[MATERIAL PROVIDED]
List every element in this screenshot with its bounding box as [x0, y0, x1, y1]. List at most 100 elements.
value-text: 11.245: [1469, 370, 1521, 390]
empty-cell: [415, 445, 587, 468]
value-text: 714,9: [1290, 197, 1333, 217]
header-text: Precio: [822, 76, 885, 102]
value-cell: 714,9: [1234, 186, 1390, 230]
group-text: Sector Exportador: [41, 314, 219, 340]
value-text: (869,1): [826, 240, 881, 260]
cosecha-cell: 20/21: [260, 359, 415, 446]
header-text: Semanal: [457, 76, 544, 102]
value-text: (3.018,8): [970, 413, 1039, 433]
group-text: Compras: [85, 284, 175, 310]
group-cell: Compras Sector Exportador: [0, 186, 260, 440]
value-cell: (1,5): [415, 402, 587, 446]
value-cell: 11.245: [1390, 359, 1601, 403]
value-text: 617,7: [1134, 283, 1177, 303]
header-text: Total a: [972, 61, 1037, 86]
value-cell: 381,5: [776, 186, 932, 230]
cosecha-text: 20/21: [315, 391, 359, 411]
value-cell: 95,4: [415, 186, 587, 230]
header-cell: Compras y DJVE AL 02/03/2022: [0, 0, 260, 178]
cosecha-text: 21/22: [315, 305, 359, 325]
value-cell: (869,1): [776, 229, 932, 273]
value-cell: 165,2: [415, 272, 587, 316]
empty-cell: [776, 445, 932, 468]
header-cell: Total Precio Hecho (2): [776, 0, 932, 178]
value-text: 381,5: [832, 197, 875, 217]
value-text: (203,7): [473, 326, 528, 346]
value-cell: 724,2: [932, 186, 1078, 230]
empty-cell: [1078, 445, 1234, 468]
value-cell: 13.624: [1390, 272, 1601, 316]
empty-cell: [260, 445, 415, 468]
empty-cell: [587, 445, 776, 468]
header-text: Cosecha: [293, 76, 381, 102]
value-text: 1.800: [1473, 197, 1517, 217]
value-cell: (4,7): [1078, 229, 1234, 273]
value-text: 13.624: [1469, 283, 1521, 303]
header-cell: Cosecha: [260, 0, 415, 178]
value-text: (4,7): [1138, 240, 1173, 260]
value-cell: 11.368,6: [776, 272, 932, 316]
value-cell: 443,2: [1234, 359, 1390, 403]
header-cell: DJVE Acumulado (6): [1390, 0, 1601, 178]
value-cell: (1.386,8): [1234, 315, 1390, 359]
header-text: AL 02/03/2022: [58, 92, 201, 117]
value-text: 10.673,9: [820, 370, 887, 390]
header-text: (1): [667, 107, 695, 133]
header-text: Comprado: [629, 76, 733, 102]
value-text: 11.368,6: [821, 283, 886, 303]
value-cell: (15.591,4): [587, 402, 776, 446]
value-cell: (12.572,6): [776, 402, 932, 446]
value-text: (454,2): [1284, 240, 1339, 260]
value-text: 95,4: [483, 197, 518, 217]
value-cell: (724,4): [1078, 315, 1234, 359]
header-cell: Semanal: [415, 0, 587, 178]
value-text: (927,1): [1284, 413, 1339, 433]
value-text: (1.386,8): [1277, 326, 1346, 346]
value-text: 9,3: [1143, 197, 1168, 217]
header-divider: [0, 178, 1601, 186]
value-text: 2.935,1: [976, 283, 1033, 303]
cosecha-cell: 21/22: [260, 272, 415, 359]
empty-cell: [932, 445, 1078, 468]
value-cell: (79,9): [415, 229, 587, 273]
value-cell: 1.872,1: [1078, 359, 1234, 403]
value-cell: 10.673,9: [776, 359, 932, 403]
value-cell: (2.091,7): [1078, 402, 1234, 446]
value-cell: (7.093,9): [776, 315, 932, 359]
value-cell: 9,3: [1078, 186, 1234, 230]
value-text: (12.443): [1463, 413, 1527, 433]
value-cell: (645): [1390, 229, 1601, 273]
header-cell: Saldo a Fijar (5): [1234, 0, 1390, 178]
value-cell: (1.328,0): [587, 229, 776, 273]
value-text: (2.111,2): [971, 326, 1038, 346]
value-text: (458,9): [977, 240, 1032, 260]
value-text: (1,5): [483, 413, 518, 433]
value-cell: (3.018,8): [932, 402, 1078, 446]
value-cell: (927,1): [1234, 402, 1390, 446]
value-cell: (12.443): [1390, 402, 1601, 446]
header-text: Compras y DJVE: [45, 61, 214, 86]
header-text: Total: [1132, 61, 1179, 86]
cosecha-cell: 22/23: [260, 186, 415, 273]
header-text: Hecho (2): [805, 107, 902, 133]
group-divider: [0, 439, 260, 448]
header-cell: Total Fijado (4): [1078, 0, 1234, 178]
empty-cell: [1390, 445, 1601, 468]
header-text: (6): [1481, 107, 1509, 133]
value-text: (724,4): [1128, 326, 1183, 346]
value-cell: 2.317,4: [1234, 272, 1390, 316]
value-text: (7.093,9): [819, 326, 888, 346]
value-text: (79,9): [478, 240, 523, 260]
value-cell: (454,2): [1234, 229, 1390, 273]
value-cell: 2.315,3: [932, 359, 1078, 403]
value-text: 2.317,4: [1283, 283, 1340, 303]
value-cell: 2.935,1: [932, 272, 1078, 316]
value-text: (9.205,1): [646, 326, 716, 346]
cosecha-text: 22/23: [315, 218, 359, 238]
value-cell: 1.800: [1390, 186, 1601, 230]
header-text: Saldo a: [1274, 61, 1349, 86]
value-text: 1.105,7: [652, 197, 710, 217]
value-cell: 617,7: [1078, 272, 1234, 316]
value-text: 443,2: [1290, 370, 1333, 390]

[DIRECTIONS FOR THIS TASK] Replace "value-text" with "value-label" in the part of the listing that opens with its first line and closes with the line containing "empty-cell: [587, 445, 776, 468]". Reproduce that part with no other changes.

[RESULT BELOW]
List every element in this screenshot with its bounding box as [x0, y0, x1, y1]. List at most 100 elements.
value-label: 11.245: [1469, 370, 1521, 390]
empty-cell: [415, 445, 587, 468]
value-label: 714,9: [1290, 197, 1333, 217]
header-text: Precio: [822, 76, 885, 102]
value-cell: 714,9: [1234, 186, 1390, 230]
group-text: Sector Exportador: [41, 314, 219, 340]
value-label: (869,1): [826, 240, 881, 260]
cosecha-cell: 20/21: [260, 359, 415, 446]
header-text: Semanal: [457, 76, 544, 102]
value-label: (3.018,8): [970, 413, 1039, 433]
group-text: Compras: [85, 284, 175, 310]
group-cell: Compras Sector Exportador: [0, 186, 260, 440]
value-cell: (1,5): [415, 402, 587, 446]
value-cell: 11.245: [1390, 359, 1601, 403]
value-label: 617,7: [1134, 283, 1177, 303]
header-text: Total a: [972, 61, 1037, 86]
value-cell: 381,5: [776, 186, 932, 230]
cosecha-text: 20/21: [315, 391, 359, 411]
value-cell: 95,4: [415, 186, 587, 230]
header-cell: Compras y DJVE AL 02/03/2022: [0, 0, 260, 178]
cosecha-text: 21/22: [315, 305, 359, 325]
value-cell: (869,1): [776, 229, 932, 273]
value-cell: 165,2: [415, 272, 587, 316]
empty-cell: [776, 445, 932, 468]
header-cell: Total Precio Hecho (2): [776, 0, 932, 178]
value-label: 381,5: [832, 197, 875, 217]
value-label: (203,7): [473, 326, 528, 346]
value-cell: 724,2: [932, 186, 1078, 230]
empty-cell: [1078, 445, 1234, 468]
value-cell: 13.624: [1390, 272, 1601, 316]
empty-cell: [260, 445, 415, 468]
empty-cell: [587, 445, 776, 468]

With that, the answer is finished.